Exercise
In the material below, the lines containing the word "falls" are required; copy each of them.

[Data entries]

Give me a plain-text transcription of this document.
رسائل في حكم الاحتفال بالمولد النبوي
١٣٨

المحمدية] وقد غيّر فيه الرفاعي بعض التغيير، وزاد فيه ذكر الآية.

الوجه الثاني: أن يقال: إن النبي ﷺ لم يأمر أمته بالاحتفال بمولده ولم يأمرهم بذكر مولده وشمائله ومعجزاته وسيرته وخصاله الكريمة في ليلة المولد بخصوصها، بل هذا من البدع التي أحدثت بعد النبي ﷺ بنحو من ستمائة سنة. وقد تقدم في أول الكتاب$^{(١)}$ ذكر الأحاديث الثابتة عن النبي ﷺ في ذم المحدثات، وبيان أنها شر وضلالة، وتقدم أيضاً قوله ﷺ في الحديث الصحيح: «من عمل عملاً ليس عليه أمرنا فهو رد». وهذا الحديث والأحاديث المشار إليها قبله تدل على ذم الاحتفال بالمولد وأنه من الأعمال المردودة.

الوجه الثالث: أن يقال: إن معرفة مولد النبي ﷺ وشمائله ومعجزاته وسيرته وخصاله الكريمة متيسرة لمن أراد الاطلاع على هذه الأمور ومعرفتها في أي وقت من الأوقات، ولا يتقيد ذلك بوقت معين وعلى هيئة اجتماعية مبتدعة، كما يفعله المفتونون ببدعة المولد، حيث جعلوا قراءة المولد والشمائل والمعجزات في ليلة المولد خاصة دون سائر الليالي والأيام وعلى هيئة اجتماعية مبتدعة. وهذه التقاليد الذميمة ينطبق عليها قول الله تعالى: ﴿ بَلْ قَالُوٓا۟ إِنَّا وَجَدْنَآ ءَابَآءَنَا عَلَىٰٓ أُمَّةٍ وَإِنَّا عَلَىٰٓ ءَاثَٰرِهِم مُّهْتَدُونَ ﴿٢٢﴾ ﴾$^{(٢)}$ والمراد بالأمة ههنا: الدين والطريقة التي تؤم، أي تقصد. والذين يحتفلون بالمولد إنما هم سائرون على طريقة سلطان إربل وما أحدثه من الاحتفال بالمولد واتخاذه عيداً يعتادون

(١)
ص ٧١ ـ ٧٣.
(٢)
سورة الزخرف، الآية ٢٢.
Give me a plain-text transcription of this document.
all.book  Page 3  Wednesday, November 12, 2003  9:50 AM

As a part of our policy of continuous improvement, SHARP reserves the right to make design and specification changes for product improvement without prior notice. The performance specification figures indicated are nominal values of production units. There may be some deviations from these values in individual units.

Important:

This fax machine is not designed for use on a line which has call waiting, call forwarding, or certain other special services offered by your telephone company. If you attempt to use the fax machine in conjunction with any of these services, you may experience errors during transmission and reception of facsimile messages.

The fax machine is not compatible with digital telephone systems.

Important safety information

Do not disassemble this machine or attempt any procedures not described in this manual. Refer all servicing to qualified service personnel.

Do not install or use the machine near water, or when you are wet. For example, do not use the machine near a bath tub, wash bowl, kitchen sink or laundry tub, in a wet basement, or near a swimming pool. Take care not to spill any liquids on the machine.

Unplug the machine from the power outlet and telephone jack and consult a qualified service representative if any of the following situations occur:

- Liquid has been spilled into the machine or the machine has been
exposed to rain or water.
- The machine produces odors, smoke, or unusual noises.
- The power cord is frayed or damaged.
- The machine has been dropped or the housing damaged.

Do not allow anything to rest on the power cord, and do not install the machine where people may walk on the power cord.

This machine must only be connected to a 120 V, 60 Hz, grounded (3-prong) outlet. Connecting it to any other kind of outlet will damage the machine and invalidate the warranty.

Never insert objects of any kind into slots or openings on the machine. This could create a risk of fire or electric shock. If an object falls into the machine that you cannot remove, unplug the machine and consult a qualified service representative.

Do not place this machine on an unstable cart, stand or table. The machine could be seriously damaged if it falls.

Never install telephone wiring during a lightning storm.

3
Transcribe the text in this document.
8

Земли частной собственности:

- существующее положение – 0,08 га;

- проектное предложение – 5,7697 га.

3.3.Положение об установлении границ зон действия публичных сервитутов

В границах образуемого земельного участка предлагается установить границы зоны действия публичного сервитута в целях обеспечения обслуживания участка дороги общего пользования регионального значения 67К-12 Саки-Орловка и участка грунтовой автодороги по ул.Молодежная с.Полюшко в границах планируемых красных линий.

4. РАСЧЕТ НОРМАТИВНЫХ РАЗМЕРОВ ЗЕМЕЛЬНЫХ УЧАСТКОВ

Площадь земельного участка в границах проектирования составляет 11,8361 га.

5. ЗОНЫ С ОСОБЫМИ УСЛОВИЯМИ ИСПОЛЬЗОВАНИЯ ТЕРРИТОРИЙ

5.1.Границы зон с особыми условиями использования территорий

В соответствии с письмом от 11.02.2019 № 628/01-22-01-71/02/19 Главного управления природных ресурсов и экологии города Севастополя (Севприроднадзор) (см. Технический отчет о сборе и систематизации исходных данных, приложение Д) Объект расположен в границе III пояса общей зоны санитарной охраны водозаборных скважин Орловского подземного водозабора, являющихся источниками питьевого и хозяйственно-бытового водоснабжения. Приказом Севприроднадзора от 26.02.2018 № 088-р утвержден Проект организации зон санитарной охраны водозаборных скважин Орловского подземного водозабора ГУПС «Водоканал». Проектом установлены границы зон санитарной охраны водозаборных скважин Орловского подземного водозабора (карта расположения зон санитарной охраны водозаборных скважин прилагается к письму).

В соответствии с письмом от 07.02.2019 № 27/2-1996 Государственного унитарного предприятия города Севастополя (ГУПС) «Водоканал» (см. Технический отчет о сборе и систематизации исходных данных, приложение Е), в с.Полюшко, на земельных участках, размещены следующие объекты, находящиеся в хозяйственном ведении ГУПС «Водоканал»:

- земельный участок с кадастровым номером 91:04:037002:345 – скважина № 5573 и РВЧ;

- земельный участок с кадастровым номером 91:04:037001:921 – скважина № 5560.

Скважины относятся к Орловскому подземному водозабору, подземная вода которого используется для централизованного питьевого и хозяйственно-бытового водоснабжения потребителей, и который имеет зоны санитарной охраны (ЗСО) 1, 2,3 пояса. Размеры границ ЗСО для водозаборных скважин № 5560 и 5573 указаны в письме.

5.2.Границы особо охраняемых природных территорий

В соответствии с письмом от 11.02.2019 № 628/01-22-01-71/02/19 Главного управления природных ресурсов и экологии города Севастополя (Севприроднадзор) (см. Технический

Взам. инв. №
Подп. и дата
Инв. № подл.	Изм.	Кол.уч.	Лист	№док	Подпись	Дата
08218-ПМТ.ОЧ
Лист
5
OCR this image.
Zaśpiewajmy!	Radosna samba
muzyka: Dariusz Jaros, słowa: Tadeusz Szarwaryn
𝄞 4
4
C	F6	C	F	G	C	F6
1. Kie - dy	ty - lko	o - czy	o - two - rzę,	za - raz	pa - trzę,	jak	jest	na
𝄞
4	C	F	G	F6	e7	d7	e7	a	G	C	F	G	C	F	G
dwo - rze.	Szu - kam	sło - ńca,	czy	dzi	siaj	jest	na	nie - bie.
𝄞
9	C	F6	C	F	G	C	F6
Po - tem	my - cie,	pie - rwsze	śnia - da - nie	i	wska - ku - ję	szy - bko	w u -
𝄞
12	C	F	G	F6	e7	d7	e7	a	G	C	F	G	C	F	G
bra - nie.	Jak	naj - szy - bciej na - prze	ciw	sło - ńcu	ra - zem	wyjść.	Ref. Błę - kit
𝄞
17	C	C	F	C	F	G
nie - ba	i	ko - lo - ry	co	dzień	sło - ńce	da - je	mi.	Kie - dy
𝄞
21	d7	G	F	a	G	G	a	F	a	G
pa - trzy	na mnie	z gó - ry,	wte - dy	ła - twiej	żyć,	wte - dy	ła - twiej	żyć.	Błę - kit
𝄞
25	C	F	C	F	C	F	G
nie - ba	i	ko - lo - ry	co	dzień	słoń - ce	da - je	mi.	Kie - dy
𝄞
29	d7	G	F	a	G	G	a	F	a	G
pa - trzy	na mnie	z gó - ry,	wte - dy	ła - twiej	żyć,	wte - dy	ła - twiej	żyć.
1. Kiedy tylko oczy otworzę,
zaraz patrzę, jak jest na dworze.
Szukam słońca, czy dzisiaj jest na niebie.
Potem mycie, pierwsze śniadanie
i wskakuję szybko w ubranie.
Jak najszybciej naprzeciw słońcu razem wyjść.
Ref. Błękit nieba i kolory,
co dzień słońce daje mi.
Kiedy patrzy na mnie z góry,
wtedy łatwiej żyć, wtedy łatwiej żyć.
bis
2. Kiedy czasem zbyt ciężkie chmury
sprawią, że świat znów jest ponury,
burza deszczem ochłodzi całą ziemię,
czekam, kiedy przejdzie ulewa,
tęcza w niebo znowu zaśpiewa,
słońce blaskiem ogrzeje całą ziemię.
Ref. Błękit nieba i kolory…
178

Completed task
Never insert objects of any kind into slots or openings on the machine. This could create a risk of fire or electric shock. If an object falls into the machine that you cannot remove, unplug the machine and consult a qualified service representative.
Do not place this machine on an unstable cart, stand or table. The machine could be seriously damaged if it falls.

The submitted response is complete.